*** DATA IN THIS EXERCISE ***

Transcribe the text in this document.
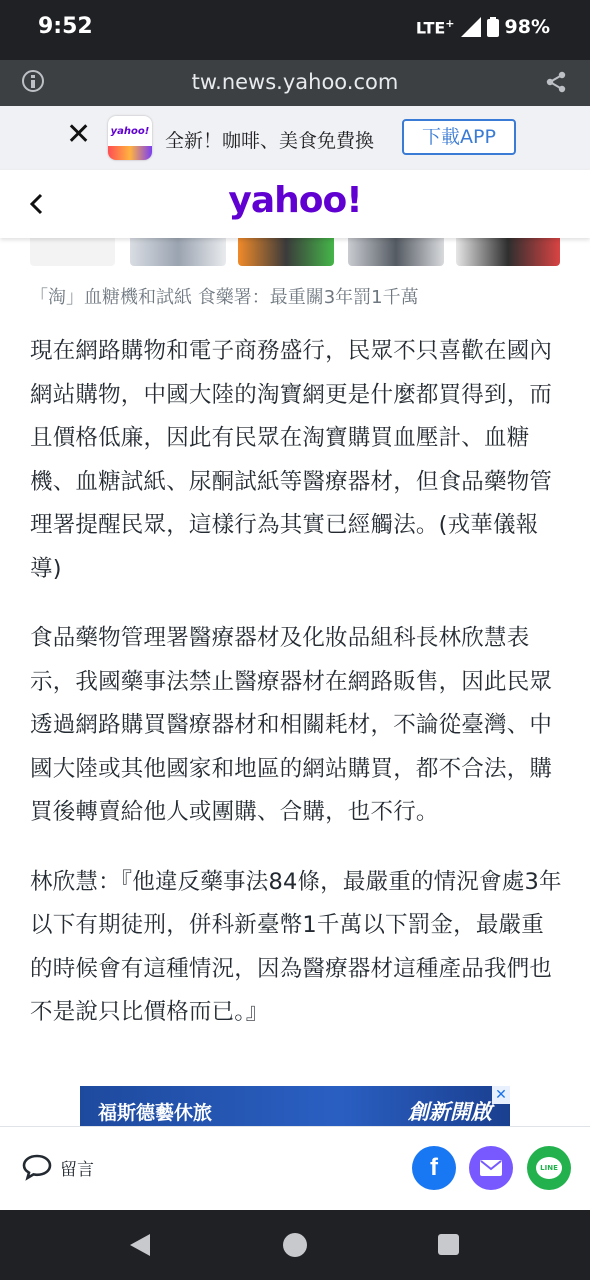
9:52	LTE+	98%
tw.news.yahoo.com
✕ yahoo! 全新！咖啡、美食免費換	下載APP
yahoo!
「淘」血糖機和試紙 食藥署：最重關3年罰1千萬

現在網路購物和電子商務盛行，民眾不只喜歡在國內網站購物，中國大陸的淘寶網更是什麼都買得到，而且價格低廉，因此有民眾在淘寶購買血壓計、血糖機、血糖試紙、尿酮試紙等醫療器材，但食品藥物管理署提醒民眾，這樣行為其實已經觸法。(戎華儀報導)

食品藥物管理署醫療器材及化妝品組科長林欣慧表示，我國藥事法禁止醫療器材在網路販售，因此民眾透過網路購買醫療器材和相關耗材，不論從臺灣、中國大陸或其他國家和地區的網站購買，都不合法，購買後轉賣給他人或團購、合購，也不行。

林欣慧：『他違反藥事法84條，最嚴重的情況會處3年以下有期徒刑，併科新臺幣1千萬以下罰金，最嚴重的時候會有這種情況，因為醫療器材這種產品我們也不是說只比價格而已。』

福斯德藝休旅	創新開啟
✕
留言	f	LINE
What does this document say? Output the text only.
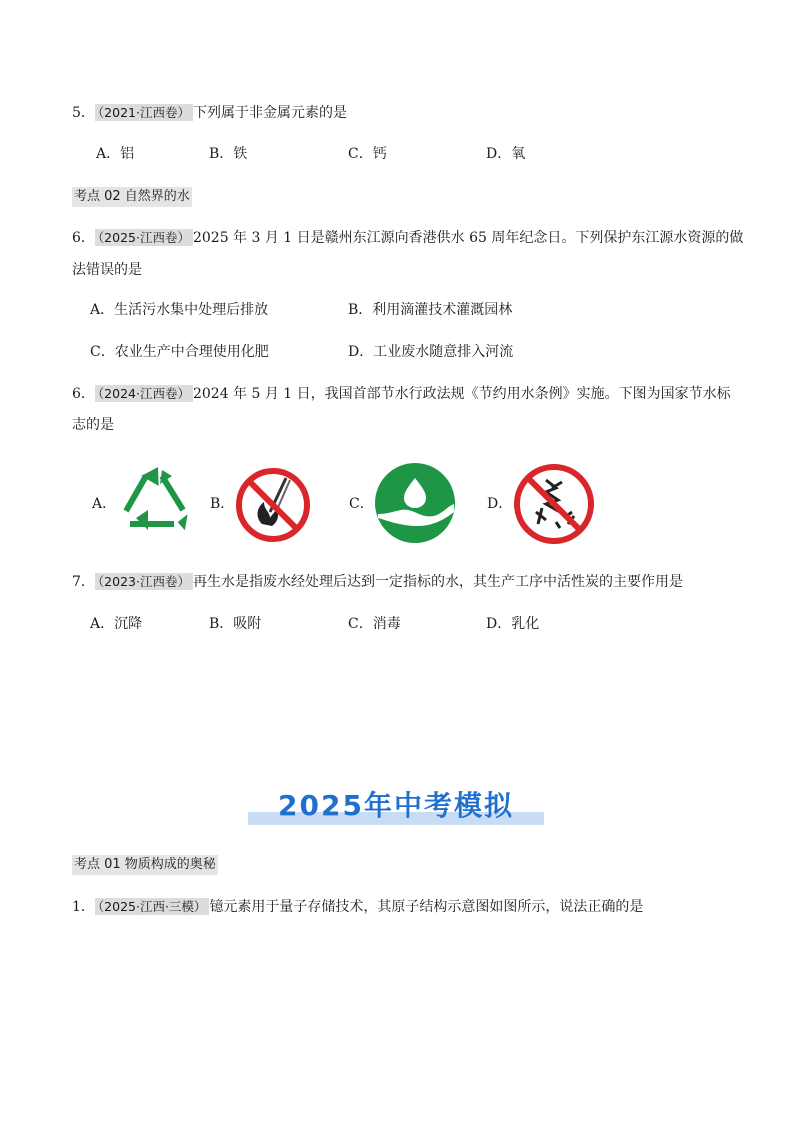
5． （2021·江西卷） 下列属于非金属元素的是
A．铝	B．铁	C．钙	D．氧
考点 02 自然界的水
6． （2025·江西卷） 2025 年 3 月 1 日是赣州东江源向香港供水 65 周年纪念日。下列保护东江源水资源的做
法错误的是
A．生活污水集中处理后排放	B．利用滴灌技术灌溉园林
C．农业生产中合理使用化肥	D．工业废水随意排入河流
6． （2024·江西卷） 2024 年 5 月 1 日，我国首部节水行政法规《节约用水条例》实施。下图为国家节水标
志的是
A．	B．	C．	D．
7． （2023·江西卷） 再生水是指废水经处理后达到一定指标的水，其生产工序中活性炭的主要作用是
A．沉降	B．吸附	C．消毒	D．乳化
2025年中考模拟
考点 01 物质构成的奥秘
1． （2025·江西·三模） 镱元素用于量子存储技术，其原子结构示意图如图所示，说法正确的是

***

◆ TASK OBJECTIVE
Leave the pictures out, and reproduce only the lines from the line holding "What does this" through the last line of the material, both included.

◆ RESPONSE BELOW
What does this document say? Output the text only.
5． （2021·江西卷） 下列属于非金属元素的是
A．铝	B．铁	C．钙	D．氧
考点 02 自然界的水
6． （2025·江西卷） 2025 年 3 月 1 日是赣州东江源向香港供水 65 周年纪念日。下列保护东江源水资源的做
法错误的是
A．生活污水集中处理后排放	B．利用滴灌技术灌溉园林
C．农业生产中合理使用化肥	D．工业废水随意排入河流
6． （2024·江西卷） 2024 年 5 月 1 日，我国首部节水行政法规《节约用水条例》实施。下图为国家节水标
志的是
A．	B．	C．	D．
7． （2023·江西卷） 再生水是指废水经处理后达到一定指标的水，其生产工序中活性炭的主要作用是
A．沉降	B．吸附	C．消毒	D．乳化
2025年中考模拟
考点 01 物质构成的奥秘
1． （2025·江西·三模） 镱元素用于量子存储技术，其原子结构示意图如图所示，说法正确的是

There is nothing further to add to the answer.